- [DIRECTIONS FOR THIS TASK]:
From the entries below, count the lines with "clipboard". Write only the count.

Collected data:

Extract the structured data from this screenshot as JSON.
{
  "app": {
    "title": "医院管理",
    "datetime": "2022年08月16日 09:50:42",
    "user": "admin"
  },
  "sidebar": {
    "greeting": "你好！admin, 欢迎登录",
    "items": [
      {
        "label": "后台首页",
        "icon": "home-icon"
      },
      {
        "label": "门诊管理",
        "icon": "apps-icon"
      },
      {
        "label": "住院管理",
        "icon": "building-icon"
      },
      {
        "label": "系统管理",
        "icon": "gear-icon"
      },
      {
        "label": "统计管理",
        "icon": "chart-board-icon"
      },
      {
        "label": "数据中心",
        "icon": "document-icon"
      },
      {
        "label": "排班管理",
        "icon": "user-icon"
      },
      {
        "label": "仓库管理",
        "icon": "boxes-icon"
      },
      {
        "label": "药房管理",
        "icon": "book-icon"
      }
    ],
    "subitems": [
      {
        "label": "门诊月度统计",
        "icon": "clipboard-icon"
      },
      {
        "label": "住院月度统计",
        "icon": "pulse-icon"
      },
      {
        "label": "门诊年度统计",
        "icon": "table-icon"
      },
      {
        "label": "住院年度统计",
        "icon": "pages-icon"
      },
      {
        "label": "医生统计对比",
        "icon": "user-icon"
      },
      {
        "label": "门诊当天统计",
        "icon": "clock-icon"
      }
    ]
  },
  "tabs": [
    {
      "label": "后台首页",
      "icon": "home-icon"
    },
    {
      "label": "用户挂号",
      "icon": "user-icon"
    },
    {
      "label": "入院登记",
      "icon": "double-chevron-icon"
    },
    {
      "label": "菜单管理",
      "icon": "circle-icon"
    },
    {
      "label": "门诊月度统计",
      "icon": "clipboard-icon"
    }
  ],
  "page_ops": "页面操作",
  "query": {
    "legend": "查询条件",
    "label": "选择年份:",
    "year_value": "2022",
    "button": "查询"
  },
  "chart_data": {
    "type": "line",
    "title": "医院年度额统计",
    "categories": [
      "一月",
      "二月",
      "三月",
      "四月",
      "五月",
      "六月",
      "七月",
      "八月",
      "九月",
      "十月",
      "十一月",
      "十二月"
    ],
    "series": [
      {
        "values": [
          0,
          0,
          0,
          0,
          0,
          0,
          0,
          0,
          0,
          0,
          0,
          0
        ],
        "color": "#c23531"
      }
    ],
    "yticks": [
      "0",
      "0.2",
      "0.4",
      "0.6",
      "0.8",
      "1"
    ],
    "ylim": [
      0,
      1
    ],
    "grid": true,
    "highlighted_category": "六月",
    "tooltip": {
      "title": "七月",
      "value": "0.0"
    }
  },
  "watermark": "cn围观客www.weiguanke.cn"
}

- [WRITTEN SOLUTION]:
2